Wintersonnenwende
Die Wintersonnenwende ist im Jahresrad mit seinen acht heilig-heilenden Speichen auf Terras Nordhalbkugel das Fest der tiefsten Nacht.
Dieses Fest markiert die längste Nacht in der dunkelsten Zeit des Jahres. Dunkelheit durchzieht die Tage, selbst mittags wird es nicht richtig hell. Es ist der Augenblick der größten Leere im Jahr: Die Erde, die auch als Drachin gesehen wird, hat vollständig ausgeatmet, die Energie ist erdig, schwer und langsam. Sie bietet uns Beständigkeit an - winterlich, reduziert. Wir können Sicherheit erspüren, uns tragen lassen von dieser Kraft, dieser Art der Stärke.
Wintersonnenwende bedeutet auch tiefste Innenschau. In dieser Zeit sind wir eingeladen, in Ruhe zu tauchen und Orte innerer Geheimnisse zu besuchen. Die Weise Alte in uns will sprechen. Sie steht auf der Schwelle zu einem Neuanfang. In dieser Zeit ist sie Hüterin des Saatkorns und wird auch die Funkelnde genannt. Zu Halloween war sie die Schamanin, die die Wege durch Wandlung kennt, zu Lichtmess wird sie die Seherin sein, die ein Bild, eine Vision dessen vor Augen hat, was ist oder im Entstehen ist. Dazwischen, in dieser dunkelsten Zeit, gehört in-Ruhe-Lassen dazu, was für aktive und leistungsorientierte Frauen vielleicht die schwierigste Übung ist. Das Datum des Festes wird nach der Sternenkunde dadurch bestimmt, dass Sonne in das Tierkreiszeichen Steinziege eintritt, was zwischen dem 21. und 23. Dezember geschieht. Das Fest wird traditionell angekündigt von den Klopfnächten, ist eingebettet in mehrere Feiertage und läutet die Rauhnächte ein.
In den Klopfnächten werden Freundinnen besucht, Kontakte gepflegt. Der längsten Nacht des Jahres selbst geht die Rauchnacht voraus, in der die inneren und äußeren Räume ausgeräuchert und gereinigt werden. Ihr folgen der Luzia-Tag und die Mütternacht.
Am Luzia-Tag wird das Licht, dein Winterkind geboren. Diese Wiedergeburt findet sich auch symbolisch in immergrünen Pflanzen, die ihre Lebensfarbe trotz winterlicher Kargheit erhalten haben. Wir holen einen Zweig von Nadelbäumen oder Ilex ins Haus. Die weise Alte begegnet der Jungen, Neugeborenen und wandelt sich. Um mit dem sommerlichen Feuer des Lebens verbunden zu bleiben, sind rote Beeren oder Kerzen dabei.
+++
ZU ERLEDIGEN:
1. Gib aus dem Text zur Wintersonnenwende einen Abschnitt wortgetreu aus: Fang bei den Worten „In den Klopfnächten“ an und hör nach „oder Kerzen dabei.“ auf.
2. Beantworte anhand des Textes zur Wintersonnenwende:
(a) Zwischen welchen Tagen tritt die Sonne in das Tierkreiszeichen Steinziege ein?
(b) Was geschieht in der Rauchnacht mit den inneren und äußeren Räumen?
(c) Wovon holen wir einen Zweig ins Haus?
3. Führe den Text zur Wintersonnenwende nach seinem letzten Satz weiter.
Die Zeilen haben mit dem Text zur Wintersonnenwende nichts zu tun.

VORLIEGENDE DATEN:
+++
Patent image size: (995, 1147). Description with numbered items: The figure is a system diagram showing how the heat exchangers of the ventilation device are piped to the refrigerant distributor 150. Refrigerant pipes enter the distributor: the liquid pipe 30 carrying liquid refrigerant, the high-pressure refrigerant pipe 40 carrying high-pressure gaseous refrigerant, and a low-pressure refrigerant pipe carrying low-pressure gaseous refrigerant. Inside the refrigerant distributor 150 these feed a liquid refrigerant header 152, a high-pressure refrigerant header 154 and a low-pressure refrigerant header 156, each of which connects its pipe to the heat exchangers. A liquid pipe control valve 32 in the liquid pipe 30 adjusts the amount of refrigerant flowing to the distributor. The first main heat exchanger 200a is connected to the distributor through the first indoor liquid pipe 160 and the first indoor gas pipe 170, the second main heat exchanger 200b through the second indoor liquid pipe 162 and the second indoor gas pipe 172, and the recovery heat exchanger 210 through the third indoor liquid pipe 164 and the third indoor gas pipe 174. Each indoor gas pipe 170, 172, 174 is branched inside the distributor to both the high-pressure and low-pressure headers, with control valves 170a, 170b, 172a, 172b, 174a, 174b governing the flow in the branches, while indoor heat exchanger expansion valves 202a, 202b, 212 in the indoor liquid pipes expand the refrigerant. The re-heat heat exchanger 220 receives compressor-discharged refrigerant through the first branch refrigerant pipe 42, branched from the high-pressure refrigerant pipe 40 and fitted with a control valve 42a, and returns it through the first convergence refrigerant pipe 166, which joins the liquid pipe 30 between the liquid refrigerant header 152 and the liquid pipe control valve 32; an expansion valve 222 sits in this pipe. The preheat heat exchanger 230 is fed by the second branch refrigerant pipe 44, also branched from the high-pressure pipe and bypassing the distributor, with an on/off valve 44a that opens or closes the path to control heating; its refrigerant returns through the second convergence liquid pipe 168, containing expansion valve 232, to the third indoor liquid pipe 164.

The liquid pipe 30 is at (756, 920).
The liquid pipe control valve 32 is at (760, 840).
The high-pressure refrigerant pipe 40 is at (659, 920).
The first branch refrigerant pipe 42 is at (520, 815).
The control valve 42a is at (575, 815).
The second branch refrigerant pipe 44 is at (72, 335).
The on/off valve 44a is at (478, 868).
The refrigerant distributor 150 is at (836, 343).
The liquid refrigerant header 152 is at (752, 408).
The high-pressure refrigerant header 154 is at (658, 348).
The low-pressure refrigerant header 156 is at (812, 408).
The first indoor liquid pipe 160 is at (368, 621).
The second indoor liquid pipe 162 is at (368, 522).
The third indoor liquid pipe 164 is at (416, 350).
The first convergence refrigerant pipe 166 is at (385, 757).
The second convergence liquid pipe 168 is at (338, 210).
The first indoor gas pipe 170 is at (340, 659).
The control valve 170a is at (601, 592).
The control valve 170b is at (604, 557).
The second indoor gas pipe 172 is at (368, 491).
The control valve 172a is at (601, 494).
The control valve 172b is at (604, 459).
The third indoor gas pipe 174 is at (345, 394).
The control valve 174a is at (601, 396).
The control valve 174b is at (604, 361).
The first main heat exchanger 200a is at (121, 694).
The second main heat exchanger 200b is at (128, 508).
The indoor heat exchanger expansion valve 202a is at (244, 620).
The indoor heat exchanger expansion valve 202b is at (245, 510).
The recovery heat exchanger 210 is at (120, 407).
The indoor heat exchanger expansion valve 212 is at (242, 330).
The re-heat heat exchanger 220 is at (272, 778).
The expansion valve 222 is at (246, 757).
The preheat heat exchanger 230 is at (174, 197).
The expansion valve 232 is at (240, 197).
+++
ERWARTETE LÖSUNGEN:
1.
In den Klopfnächten werden Freundinnen besucht, Kontakte gepflegt. Der längsten Nacht des Jahres selbst geht die Rauchnacht voraus, in der die inneren und äußeren Räume ausgeräuchert und gereinigt werden. Ihr folgen der Luzia-Tag und die Mütternacht.
Am Luzia-Tag wird das Licht, dein Winterkind geboren. Diese Wiedergeburt findet sich auch symbolisch in immergrünen Pflanzen, die ihre Lebensfarbe trotz winterlicher Kargheit erhalten haben. Wir holen einen Zweig von Nadelbäumen oder Ilex ins Haus. Die weise Alte begegnet der Jungen, Neugeborenen und wandelt sich. Um mit dem sommerlichen Feuer des Lebens verbunden zu bleiben, sind rote Beeren oder Kerzen dabei.

2.
(a) Zwischen dem 21. und 23. Dezember.
(b) Sie werden ausgeräuchert und gereinigt.
(c) Von Nadelbäumen oder Ilex.

3.
In der Mütternacht erinnern wir uns der Kraft der Ahninnen und ehren sie oder das, was wir an ihnen schätzen, indem wir ihnen zum Beispiel eine kleine, bekömmliche Speise bereit stellen.
Der Beginn der Rauhnächte und ihre Anzahl ist je nach Tradition unterschiedlich. Übereinstimmend dauern sie jedoch nicht länger als bis zum 6. Januar, dem Perchtentag. Nana, Großmutter der Zeit, rührt ständig den Brei, aus dem sie die Welt gestaltet, doch nur in dieser Zeit, in der Spanne der Rauhnächte, dürfen wir ihren Tanz tanzen und dabei auch den Löffel rührend in die Hand nehmen, aus dem Brei schöpfen, das Gestaltete in die Welt entlassen. Im Tanz gehen wir weiter im Kreis, be-achten und ehren das Achsenkreuz der Himmelsrichtungen und danken als eigenmächtige Frauen der Lebenskraft. Jetzt ist der Augenblick gekommen, alle Energie wieder zurück in den Kessel, in die Ursuppe fließen zu lassen. Was wir nicht oder nicht mehr brauchen, wird weitergegeben, wird zurückgegeben in den Kessel, wird liebevoll verschenkt. Und wir machen eine lange Pause bevor im Tanz das Rühren von Neuem beginnt.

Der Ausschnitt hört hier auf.